> **Written request**
Reproduce the listing exactly, with no pictures in your copy.

> **Material provided**
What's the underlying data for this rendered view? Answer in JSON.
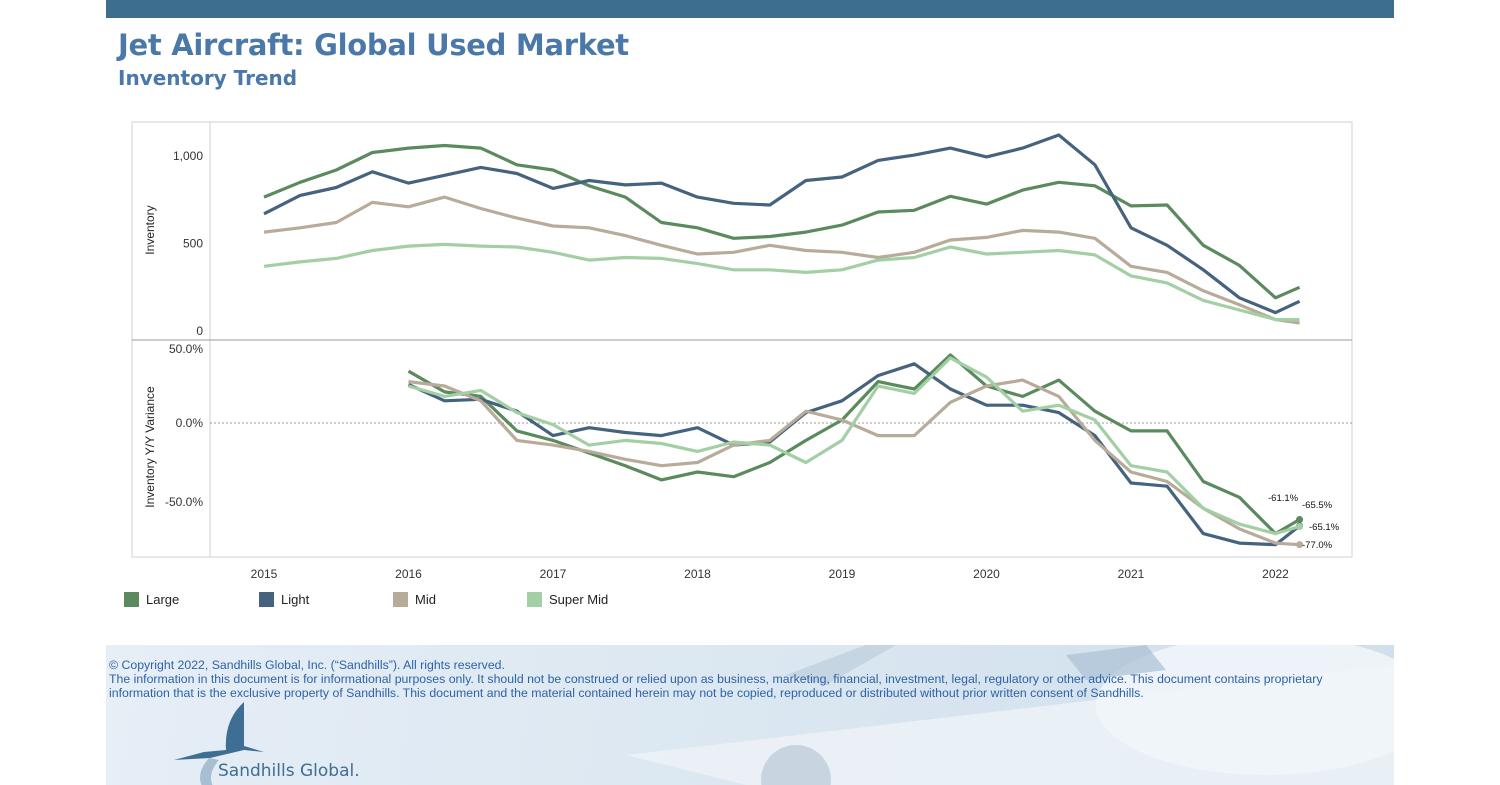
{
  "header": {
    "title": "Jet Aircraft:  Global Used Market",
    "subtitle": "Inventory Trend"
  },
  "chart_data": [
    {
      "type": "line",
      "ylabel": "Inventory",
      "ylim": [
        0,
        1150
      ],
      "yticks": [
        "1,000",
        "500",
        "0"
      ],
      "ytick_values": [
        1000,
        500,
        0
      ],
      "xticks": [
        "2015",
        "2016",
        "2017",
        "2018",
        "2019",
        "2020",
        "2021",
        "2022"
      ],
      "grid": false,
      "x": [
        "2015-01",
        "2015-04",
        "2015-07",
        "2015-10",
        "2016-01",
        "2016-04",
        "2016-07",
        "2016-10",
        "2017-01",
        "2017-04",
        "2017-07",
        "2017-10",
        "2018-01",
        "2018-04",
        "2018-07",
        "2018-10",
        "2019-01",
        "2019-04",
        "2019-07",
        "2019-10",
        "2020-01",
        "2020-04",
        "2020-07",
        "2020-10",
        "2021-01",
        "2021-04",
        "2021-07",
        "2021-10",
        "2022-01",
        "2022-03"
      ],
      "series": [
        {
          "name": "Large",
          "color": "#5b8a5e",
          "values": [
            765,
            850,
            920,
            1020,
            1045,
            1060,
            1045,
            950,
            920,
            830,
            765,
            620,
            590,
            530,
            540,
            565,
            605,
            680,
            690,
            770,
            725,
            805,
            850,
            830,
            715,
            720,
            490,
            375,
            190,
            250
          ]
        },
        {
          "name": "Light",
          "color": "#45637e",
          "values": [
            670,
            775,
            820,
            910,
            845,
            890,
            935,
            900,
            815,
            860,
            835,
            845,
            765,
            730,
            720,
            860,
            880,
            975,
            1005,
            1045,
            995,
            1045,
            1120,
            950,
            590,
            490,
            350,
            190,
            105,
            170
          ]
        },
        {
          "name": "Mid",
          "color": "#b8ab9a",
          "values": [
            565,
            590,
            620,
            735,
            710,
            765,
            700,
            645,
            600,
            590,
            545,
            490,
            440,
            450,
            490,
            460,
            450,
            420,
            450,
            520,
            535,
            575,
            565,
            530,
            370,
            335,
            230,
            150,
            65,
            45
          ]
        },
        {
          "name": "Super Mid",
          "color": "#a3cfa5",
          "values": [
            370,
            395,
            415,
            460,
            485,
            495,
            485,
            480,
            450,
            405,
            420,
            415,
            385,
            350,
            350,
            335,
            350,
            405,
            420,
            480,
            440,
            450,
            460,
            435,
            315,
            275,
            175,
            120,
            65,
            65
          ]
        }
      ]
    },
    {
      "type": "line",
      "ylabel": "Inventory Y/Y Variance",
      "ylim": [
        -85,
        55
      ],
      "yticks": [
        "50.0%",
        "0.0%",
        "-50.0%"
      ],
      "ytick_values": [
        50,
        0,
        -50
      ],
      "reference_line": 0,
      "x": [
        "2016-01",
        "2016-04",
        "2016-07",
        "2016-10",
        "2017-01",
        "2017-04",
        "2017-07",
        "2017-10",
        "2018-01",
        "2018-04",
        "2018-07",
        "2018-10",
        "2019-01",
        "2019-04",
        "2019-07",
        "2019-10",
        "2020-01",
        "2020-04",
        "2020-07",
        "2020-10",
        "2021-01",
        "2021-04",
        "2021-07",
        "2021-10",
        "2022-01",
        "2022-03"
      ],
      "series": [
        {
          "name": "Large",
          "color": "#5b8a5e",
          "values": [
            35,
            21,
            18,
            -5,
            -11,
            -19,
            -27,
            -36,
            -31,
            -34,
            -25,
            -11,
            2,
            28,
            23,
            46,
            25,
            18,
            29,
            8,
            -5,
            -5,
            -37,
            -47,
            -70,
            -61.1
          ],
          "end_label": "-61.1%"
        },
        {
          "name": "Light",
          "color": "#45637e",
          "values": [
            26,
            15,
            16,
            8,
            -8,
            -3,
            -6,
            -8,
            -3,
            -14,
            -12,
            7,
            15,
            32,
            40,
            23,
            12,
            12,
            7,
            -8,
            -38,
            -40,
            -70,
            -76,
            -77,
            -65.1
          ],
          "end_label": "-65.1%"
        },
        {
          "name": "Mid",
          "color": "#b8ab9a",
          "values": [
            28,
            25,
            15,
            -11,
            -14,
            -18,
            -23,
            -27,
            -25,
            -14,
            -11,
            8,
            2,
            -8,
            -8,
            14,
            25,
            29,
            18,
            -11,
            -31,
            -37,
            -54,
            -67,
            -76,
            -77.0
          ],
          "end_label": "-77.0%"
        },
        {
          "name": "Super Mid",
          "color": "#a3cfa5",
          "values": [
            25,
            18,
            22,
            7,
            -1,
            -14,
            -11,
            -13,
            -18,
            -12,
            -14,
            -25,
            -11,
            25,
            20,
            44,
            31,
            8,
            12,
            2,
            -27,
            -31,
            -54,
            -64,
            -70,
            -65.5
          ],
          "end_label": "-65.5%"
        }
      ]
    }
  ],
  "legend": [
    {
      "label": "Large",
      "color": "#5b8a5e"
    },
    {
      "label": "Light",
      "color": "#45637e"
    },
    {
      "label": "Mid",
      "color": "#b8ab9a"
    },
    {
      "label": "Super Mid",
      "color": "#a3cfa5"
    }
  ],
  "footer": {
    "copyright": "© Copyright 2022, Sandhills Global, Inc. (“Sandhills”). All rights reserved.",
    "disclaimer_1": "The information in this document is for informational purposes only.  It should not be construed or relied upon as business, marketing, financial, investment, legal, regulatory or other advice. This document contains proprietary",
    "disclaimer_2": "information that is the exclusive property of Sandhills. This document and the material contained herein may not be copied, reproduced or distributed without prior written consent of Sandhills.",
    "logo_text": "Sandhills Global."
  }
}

> **Output below**
What's the underlying data for this rendered view? Answer in JSON.
{
  "header": {
    "title": "Jet Aircraft:  Global Used Market",
    "subtitle": "Inventory Trend"
  },
  "chart_data": [
    {
      "type": "line",
      "ylabel": "Inventory",
      "ylim": [
        0,
        1150
      ],
      "yticks": [
        "1,000",
        "500",
        "0"
      ],
      "ytick_values": [
        1000,
        500,
        0
      ],
      "xticks": [
        "2015",
        "2016",
        "2017",
        "2018",
        "2019",
        "2020",
        "2021",
        "2022"
      ],
      "grid": false,
      "x": [
        "2015-01",
        "2015-04",
        "2015-07",
        "2015-10",
        "2016-01",
        "2016-04",
        "2016-07",
        "2016-10",
        "2017-01",
        "2017-04",
        "2017-07",
        "2017-10",
        "2018-01",
        "2018-04",
        "2018-07",
        "2018-10",
        "2019-01",
        "2019-04",
        "2019-07",
        "2019-10",
        "2020-01",
        "2020-04",
        "2020-07",
        "2020-10",
        "2021-01",
        "2021-04",
        "2021-07",
        "2021-10",
        "2022-01",
        "2022-03"
      ],
      "series": [
        {
          "name": "Large",
          "color": "#5b8a5e",
          "values": [
            765,
            850,
            920,
            1020,
            1045,
            1060,
            1045,
            950,
            920,
            830,
            765,
            620,
            590,
            530,
            540,
            565,
            605,
            680,
            690,
            770,
            725,
            805,
            850,
            830,
            715,
            720,
            490,
            375,
            190,
            250
          ]
        },
        {
          "name": "Light",
          "color": "#45637e",
          "values": [
            670,
            775,
            820,
            910,
            845,
            890,
            935,
            900,
            815,
            860,
            835,
            845,
            765,
            730,
            720,
            860,
            880,
            975,
            1005,
            1045,
            995,
            1045,
            1120,
            950,
            590,
            490,
            350,
            190,
            105,
            170
          ]
        },
        {
          "name": "Mid",
          "color": "#b8ab9a",
          "values": [
            565,
            590,
            620,
            735,
            710,
            765,
            700,
            645,
            600,
            590,
            545,
            490,
            440,
            450,
            490,
            460,
            450,
            420,
            450,
            520,
            535,
            575,
            565,
            530,
            370,
            335,
            230,
            150,
            65,
            45
          ]
        },
        {
          "name": "Super Mid",
          "color": "#a3cfa5",
          "values": [
            370,
            395,
            415,
            460,
            485,
            495,
            485,
            480,
            450,
            405,
            420,
            415,
            385,
            350,
            350,
            335,
            350,
            405,
            420,
            480,
            440,
            450,
            460,
            435,
            315,
            275,
            175,
            120,
            65,
            65
          ]
        }
      ]
    },
    {
      "type": "line",
      "ylabel": "Inventory Y/Y Variance",
      "ylim": [
        -85,
        55
      ],
      "yticks": [
        "50.0%",
        "0.0%",
        "-50.0%"
      ],
      "ytick_values": [
        50,
        0,
        -50
      ],
      "reference_line": 0,
      "x": [
        "2016-01",
        "2016-04",
        "2016-07",
        "2016-10",
        "2017-01",
        "2017-04",
        "2017-07",
        "2017-10",
        "2018-01",
        "2018-04",
        "2018-07",
        "2018-10",
        "2019-01",
        "2019-04",
        "2019-07",
        "2019-10",
        "2020-01",
        "2020-04",
        "2020-07",
        "2020-10",
        "2021-01",
        "2021-04",
        "2021-07",
        "2021-10",
        "2022-01",
        "2022-03"
      ],
      "series": [
        {
          "name": "Large",
          "color": "#5b8a5e",
          "values": [
            35,
            21,
            18,
            -5,
            -11,
            -19,
            -27,
            -36,
            -31,
            -34,
            -25,
            -11,
            2,
            28,
            23,
            46,
            25,
            18,
            29,
            8,
            -5,
            -5,
            -37,
            -47,
            -70,
            -61.1
          ],
          "end_label": "-61.1%"
        },
        {
          "name": "Light",
          "color": "#45637e",
          "values": [
            26,
            15,
            16,
            8,
            -8,
            -3,
            -6,
            -8,
            -3,
            -14,
            -12,
            7,
            15,
            32,
            40,
            23,
            12,
            12,
            7,
            -8,
            -38,
            -40,
            -70,
            -76,
            -77,
            -65.1
          ],
          "end_label": "-65.1%"
        },
        {
          "name": "Mid",
          "color": "#b8ab9a",
          "values": [
            28,
            25,
            15,
            -11,
            -14,
            -18,
            -23,
            -27,
            -25,
            -14,
            -11,
            8,
            2,
            -8,
            -8,
            14,
            25,
            29,
            18,
            -11,
            -31,
            -37,
            -54,
            -67,
            -76,
            -77.0
          ],
          "end_label": "-77.0%"
        },
        {
          "name": "Super Mid",
          "color": "#a3cfa5",
          "values": [
            25,
            18,
            22,
            7,
            -1,
            -14,
            -11,
            -13,
            -18,
            -12,
            -14,
            -25,
            -11,
            25,
            20,
            44,
            31,
            8,
            12,
            2,
            -27,
            -31,
            -54,
            -64,
            -70,
            -65.5
          ],
          "end_label": "-65.5%"
        }
      ]
    }
  ],
  "legend": [
    {
      "label": "Large",
      "color": "#5b8a5e"
    },
    {
      "label": "Light",
      "color": "#45637e"
    },
    {
      "label": "Mid",
      "color": "#b8ab9a"
    },
    {
      "label": "Super Mid",
      "color": "#a3cfa5"
    }
  ],
  "footer": {
    "copyright": "© Copyright 2022, Sandhills Global, Inc. (“Sandhills”). All rights reserved.",
    "disclaimer_1": "The information in this document is for informational purposes only.  It should not be construed or relied upon as business, marketing, financial, investment, legal, regulatory or other advice. This document contains proprietary",
    "disclaimer_2": "information that is the exclusive property of Sandhills. This document and the material contained herein may not be copied, reproduced or distributed without prior written consent of Sandhills.",
    "logo_text": "Sandhills Global."
  }
}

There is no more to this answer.